• [What this task involves] Where a line holds the word "procesión", copy that line.

Collected data:
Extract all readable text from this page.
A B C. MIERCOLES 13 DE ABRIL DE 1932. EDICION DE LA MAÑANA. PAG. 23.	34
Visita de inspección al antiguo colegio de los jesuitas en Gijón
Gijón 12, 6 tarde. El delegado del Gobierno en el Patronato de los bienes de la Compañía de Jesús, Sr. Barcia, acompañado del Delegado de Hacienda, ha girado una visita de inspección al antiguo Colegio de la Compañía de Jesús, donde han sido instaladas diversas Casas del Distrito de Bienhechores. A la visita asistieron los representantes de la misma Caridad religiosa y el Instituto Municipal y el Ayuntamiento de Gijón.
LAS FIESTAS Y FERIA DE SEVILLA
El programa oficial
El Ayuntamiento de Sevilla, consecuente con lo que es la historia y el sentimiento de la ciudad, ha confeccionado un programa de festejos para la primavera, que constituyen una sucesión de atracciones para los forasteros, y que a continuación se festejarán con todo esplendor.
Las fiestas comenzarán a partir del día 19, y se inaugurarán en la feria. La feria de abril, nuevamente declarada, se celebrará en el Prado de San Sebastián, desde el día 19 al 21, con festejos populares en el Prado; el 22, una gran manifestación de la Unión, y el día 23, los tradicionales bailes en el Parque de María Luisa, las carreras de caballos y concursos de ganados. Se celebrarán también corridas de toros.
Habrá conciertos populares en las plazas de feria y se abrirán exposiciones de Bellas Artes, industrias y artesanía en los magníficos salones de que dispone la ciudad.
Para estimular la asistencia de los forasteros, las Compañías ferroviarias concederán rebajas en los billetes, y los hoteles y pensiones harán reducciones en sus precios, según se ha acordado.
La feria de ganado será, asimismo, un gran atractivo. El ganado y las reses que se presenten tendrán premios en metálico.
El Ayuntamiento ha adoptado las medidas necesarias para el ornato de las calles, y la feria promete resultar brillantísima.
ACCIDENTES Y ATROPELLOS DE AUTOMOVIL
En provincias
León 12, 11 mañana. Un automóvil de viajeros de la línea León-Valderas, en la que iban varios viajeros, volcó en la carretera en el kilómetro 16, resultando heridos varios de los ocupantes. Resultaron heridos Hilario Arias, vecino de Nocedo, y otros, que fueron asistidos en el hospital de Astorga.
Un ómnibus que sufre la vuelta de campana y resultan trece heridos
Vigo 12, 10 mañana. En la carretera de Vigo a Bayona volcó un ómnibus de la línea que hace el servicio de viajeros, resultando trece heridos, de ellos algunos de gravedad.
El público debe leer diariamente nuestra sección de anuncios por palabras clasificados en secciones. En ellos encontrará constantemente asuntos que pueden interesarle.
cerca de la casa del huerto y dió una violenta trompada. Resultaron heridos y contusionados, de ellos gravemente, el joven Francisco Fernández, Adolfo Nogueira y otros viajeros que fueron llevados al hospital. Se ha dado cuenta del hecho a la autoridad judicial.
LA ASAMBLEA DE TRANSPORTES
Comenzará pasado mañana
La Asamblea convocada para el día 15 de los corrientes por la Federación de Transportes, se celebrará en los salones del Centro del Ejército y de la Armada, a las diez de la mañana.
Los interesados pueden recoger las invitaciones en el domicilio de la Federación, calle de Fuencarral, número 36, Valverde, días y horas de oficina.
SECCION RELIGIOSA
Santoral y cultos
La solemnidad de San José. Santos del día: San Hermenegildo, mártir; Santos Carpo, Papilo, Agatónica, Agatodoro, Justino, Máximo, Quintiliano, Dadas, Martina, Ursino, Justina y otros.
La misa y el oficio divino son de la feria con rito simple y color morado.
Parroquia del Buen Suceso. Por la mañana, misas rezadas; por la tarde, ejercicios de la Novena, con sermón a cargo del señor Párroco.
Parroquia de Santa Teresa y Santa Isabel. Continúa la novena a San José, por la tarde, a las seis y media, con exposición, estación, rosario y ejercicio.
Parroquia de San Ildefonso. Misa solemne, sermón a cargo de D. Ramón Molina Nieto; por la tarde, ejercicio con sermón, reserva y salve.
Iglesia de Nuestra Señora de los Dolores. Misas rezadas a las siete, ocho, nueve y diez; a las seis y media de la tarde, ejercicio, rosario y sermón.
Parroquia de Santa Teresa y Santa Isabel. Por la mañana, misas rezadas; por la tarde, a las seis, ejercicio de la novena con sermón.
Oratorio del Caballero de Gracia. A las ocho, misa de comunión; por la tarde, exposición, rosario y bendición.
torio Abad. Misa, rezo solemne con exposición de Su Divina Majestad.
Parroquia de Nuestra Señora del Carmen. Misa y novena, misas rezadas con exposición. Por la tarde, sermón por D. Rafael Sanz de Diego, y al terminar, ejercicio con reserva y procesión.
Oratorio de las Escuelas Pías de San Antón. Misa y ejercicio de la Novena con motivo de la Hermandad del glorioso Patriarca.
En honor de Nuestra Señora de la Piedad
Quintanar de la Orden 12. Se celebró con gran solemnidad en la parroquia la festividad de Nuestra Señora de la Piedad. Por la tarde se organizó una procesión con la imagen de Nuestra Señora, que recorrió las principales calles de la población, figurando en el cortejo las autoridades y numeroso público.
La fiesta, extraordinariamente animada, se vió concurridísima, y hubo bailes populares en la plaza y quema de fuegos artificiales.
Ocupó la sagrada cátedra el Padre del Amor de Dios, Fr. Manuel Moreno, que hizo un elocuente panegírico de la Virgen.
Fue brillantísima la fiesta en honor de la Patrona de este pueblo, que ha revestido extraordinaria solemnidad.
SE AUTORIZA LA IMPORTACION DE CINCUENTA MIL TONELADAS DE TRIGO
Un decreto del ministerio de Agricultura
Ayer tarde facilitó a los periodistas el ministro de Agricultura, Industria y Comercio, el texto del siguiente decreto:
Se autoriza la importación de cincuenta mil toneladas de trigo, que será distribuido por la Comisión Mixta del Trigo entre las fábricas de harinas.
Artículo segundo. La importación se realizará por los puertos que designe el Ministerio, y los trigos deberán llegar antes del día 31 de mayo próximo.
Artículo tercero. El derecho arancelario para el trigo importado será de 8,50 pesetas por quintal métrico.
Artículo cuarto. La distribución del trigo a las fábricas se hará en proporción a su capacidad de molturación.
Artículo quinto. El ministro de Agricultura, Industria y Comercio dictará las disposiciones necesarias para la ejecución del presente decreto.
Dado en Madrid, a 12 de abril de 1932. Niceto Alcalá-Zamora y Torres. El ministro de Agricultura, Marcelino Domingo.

• [Answer to the exercise]
Parroquia de Nuestra Señora del Carmen. Misa y novena, misas rezadas con exposición. Por la tarde, sermón por D. Rafael Sanz de Diego, y al terminar, ejercicio con reserva y procesión.
Quintanar de la Orden 12. Se celebró con gran solemnidad en la parroquia la festividad de Nuestra Señora de la Piedad. Por la tarde se organizó una procesión con la imagen de Nuestra Señora, que recorrió las principales calles de la población, figurando en el cortejo las autoridades y numeroso público.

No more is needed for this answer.